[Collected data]
════

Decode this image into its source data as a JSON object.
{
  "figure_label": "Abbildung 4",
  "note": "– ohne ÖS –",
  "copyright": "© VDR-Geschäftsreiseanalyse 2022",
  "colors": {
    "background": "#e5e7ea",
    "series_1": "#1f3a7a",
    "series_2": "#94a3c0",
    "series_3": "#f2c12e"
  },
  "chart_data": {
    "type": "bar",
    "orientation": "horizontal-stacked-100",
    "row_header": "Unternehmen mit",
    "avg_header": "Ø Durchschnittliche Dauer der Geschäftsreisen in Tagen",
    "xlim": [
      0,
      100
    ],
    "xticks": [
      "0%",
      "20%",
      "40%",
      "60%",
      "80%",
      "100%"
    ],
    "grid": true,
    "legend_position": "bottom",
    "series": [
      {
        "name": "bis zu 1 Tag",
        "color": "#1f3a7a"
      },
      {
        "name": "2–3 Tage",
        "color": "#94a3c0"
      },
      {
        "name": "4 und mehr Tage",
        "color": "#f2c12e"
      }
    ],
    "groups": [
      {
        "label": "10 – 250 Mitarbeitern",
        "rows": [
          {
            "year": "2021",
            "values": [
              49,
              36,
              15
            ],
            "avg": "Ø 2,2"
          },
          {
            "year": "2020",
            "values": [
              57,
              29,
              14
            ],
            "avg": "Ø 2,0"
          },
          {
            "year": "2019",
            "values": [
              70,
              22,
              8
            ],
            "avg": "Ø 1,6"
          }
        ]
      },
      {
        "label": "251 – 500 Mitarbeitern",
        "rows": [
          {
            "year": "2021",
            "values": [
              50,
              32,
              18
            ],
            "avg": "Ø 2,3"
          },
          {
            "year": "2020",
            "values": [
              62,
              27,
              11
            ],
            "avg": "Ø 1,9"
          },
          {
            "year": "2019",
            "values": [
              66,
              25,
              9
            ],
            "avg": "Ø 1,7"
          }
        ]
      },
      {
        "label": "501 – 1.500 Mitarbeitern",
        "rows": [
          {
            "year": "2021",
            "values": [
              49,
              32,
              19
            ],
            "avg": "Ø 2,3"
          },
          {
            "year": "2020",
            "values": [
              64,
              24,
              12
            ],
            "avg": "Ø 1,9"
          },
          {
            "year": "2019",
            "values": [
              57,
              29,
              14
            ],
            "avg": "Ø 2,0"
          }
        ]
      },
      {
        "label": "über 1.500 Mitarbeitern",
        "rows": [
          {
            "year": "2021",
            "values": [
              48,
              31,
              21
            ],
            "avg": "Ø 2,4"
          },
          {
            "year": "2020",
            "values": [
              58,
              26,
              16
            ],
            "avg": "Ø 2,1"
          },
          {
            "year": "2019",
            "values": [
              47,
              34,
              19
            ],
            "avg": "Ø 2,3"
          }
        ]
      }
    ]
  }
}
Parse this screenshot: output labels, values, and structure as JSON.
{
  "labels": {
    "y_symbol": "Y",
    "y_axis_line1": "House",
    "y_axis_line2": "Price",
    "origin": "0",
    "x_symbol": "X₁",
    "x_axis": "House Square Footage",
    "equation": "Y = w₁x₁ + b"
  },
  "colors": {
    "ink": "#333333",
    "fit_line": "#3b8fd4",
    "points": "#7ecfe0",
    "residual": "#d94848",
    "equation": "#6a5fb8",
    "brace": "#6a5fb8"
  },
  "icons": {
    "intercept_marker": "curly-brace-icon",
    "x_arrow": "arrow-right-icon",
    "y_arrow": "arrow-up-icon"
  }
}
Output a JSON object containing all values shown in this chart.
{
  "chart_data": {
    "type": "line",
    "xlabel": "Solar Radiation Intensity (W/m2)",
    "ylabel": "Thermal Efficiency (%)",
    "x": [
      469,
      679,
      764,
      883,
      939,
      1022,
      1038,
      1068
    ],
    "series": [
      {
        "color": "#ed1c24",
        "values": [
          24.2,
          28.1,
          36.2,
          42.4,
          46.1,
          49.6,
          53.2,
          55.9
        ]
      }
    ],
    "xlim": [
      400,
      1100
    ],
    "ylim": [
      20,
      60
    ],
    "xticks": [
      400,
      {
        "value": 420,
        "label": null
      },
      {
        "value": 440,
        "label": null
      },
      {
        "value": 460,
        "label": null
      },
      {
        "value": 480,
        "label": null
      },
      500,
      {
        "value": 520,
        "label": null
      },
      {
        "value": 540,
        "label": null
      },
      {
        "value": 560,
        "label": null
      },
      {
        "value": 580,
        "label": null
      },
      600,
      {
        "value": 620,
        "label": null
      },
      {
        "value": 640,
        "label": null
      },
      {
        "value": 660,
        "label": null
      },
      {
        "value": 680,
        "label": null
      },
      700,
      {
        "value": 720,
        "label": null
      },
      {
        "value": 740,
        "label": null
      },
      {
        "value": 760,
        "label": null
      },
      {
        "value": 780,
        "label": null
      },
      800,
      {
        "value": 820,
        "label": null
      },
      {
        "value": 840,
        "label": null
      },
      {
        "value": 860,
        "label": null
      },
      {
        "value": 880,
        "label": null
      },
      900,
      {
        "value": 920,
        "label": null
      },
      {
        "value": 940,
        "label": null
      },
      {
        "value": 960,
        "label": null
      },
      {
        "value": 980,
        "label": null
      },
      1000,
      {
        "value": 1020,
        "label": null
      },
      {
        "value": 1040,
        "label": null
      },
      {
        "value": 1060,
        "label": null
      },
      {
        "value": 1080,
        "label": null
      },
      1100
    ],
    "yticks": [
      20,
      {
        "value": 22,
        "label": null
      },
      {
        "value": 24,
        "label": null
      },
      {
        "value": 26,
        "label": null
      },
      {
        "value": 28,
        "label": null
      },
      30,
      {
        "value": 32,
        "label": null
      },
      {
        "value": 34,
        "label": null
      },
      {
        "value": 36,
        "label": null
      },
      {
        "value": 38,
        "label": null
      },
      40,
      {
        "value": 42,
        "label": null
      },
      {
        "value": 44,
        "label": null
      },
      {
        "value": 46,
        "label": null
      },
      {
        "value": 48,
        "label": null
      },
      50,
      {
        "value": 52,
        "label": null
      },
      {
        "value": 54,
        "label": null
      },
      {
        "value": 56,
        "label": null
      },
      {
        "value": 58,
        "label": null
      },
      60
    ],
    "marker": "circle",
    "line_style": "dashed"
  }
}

════

Take each line of the material that contains the word "House" and list it.

    "y_axis_line1": "House",
    "x_axis": "House Square Footage",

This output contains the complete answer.